◆ **Requirement**: Keep only the lines of the data below that contain "powodu", and copy them.

[Start of Raw records]

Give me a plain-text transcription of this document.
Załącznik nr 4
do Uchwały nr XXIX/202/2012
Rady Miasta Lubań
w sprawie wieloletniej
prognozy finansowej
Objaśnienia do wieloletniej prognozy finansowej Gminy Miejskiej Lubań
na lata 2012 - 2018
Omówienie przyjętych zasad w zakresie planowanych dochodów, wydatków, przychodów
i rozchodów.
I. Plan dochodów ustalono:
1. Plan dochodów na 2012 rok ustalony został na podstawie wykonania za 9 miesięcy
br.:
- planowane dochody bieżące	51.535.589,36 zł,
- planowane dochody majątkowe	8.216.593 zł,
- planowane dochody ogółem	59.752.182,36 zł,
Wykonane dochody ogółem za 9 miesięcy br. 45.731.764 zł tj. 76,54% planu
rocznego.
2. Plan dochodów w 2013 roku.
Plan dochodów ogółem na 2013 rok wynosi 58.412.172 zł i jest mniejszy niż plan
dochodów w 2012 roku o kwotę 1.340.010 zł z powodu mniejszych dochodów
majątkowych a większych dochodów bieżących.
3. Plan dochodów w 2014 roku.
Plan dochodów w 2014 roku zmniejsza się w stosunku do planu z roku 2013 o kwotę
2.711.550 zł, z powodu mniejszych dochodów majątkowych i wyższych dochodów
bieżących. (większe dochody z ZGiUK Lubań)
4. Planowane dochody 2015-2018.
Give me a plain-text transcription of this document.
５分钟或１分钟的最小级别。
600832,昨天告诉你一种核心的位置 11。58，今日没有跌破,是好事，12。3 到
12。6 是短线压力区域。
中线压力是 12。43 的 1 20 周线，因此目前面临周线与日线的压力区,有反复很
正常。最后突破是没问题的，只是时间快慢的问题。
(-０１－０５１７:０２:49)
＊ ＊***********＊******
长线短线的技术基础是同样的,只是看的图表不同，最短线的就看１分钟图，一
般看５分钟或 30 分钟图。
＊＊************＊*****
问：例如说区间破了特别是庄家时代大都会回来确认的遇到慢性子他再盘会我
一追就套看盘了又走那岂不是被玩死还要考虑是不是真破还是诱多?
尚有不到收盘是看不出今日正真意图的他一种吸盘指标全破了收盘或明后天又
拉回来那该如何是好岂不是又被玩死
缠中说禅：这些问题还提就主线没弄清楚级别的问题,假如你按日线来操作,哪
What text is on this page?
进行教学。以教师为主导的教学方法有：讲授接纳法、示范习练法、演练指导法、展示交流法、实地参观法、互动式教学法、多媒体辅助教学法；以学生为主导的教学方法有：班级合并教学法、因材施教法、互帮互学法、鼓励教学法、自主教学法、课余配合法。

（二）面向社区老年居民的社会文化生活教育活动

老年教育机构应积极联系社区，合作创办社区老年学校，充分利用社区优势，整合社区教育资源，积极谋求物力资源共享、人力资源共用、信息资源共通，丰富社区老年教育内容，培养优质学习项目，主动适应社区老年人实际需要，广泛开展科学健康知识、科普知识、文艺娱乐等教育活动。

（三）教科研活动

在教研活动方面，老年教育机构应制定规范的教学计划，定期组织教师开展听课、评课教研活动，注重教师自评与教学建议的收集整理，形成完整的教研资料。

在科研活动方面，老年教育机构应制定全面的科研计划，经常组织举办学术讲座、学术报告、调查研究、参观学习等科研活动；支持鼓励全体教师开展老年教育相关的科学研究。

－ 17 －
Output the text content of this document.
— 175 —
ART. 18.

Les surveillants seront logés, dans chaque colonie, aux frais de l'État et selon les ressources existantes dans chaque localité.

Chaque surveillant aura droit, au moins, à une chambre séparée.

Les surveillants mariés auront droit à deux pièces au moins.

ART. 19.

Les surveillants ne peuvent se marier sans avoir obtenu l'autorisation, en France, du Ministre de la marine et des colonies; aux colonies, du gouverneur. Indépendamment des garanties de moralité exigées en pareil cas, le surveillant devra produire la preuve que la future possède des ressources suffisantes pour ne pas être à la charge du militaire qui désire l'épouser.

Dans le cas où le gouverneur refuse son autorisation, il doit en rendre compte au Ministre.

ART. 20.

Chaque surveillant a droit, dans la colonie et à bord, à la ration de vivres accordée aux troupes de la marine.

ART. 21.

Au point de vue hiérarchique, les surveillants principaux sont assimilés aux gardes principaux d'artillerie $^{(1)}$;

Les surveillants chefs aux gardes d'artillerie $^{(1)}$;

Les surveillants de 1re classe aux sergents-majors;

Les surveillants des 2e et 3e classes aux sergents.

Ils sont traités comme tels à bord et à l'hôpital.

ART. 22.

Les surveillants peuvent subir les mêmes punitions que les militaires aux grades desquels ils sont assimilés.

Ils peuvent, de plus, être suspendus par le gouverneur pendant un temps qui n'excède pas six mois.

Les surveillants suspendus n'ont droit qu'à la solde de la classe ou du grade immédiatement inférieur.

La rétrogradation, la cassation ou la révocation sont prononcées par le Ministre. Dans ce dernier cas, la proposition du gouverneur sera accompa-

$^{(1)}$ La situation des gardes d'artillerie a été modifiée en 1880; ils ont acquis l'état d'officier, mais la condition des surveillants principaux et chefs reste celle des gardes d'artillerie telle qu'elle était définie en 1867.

[End of Raw records]

◆ **The result**:
dochodów w 2012 roku o kwotę 1.340.010 zł z powodu mniejszych dochodów
2.711.550 zł, z powodu mniejszych dochodów majątkowych i wyższych dochodów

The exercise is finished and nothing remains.